Set problem
Copy out every line in which the string "aligned" occurs.

Available data
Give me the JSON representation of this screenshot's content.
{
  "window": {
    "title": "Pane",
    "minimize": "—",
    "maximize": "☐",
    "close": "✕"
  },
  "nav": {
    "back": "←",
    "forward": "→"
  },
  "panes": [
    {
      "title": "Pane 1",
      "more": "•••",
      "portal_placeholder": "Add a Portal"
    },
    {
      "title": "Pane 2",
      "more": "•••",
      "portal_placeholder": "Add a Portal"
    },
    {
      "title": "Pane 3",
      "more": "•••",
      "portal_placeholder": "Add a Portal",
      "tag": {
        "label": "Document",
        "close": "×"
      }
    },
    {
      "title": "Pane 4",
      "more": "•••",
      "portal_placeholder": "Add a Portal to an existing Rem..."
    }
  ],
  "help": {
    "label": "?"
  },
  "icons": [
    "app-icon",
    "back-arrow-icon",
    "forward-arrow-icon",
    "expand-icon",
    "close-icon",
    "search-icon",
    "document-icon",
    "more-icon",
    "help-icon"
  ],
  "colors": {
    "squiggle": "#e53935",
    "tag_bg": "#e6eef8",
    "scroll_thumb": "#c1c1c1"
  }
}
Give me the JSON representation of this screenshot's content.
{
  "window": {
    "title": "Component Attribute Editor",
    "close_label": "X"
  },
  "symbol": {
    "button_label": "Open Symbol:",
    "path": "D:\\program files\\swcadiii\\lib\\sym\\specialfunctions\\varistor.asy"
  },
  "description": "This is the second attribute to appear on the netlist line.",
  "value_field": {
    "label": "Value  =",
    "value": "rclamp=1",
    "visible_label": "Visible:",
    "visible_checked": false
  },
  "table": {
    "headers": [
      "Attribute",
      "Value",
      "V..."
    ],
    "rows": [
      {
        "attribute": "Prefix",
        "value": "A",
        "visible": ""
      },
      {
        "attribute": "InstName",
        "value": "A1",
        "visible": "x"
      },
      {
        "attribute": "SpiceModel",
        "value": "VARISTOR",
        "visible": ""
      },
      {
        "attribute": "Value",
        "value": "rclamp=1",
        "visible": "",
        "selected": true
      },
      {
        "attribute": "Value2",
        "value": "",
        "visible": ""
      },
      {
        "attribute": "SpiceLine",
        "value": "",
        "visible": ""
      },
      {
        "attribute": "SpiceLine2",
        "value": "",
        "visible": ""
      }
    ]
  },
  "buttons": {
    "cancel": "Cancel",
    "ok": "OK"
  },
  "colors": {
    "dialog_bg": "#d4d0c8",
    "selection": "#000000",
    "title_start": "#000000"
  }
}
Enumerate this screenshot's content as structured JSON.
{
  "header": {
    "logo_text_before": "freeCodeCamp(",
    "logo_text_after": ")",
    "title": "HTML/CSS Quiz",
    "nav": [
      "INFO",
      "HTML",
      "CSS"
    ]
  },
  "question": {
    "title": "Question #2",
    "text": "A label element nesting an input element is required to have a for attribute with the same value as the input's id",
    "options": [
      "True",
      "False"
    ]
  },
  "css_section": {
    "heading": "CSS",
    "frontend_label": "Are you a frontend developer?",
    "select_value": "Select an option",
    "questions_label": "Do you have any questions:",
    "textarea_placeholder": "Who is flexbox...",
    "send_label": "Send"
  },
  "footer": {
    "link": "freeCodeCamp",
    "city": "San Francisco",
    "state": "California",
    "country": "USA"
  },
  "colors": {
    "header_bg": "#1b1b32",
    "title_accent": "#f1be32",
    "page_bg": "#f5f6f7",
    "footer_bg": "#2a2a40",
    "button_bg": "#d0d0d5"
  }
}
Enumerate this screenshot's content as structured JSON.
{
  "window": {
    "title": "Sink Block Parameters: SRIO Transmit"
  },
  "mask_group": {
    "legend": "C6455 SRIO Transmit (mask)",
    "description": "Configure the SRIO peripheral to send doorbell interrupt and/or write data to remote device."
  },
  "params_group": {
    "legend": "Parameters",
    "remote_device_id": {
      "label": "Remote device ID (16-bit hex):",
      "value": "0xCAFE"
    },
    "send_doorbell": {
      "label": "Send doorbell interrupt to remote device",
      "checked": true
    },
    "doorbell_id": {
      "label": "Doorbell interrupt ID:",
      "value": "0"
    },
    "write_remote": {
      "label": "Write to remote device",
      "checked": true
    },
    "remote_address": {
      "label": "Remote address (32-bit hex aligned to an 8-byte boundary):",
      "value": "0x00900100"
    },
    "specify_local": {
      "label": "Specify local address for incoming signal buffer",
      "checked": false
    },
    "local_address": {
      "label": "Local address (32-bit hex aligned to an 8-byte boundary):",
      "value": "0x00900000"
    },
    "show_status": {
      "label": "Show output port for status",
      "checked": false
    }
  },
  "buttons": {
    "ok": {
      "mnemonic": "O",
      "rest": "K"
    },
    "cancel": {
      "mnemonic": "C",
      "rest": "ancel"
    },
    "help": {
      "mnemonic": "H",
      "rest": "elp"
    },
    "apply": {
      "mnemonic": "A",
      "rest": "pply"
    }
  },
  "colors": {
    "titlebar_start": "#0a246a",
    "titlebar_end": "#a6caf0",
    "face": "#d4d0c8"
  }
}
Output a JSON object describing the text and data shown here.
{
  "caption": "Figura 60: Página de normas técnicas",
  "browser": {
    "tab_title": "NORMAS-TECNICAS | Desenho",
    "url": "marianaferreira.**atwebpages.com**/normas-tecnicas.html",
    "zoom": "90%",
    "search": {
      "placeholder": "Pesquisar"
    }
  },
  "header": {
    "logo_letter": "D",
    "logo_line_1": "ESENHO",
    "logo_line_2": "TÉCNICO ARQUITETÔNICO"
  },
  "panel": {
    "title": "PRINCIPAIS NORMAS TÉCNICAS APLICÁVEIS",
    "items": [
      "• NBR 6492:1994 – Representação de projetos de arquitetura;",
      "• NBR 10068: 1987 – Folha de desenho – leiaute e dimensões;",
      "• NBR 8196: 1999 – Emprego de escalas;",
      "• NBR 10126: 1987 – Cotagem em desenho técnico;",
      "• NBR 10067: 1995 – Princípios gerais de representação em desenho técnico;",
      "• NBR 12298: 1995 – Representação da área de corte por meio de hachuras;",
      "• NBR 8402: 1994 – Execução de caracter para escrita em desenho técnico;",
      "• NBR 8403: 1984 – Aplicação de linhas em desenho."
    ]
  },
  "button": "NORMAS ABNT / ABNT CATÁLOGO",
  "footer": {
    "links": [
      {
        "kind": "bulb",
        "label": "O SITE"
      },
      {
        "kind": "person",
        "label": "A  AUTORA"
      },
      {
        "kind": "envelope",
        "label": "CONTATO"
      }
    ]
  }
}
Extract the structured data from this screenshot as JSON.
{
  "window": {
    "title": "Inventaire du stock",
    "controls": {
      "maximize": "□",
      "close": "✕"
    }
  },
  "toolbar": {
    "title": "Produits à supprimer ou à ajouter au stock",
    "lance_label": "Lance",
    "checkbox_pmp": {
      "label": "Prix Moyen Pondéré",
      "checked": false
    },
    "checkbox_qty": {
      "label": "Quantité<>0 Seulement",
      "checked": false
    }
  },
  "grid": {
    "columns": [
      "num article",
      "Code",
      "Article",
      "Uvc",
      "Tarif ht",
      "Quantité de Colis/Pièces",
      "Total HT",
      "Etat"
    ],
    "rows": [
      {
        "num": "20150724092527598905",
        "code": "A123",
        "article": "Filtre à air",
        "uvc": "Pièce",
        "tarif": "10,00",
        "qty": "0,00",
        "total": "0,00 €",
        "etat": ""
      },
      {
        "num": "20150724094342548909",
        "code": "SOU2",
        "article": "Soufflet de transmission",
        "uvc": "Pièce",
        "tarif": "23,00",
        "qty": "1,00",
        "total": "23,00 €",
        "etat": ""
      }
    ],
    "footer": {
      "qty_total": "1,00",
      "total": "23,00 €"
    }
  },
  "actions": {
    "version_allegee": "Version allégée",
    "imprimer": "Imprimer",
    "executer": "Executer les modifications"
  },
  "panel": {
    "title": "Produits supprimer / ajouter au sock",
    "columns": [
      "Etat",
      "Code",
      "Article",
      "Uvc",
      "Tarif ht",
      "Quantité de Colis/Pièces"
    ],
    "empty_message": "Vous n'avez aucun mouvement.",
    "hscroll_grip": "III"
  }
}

Exercise solution
      "label": "Remote address (32-bit hex aligned to an 8-byte boundary):",
      "label": "Local address (32-bit hex aligned to an 8-byte boundary):",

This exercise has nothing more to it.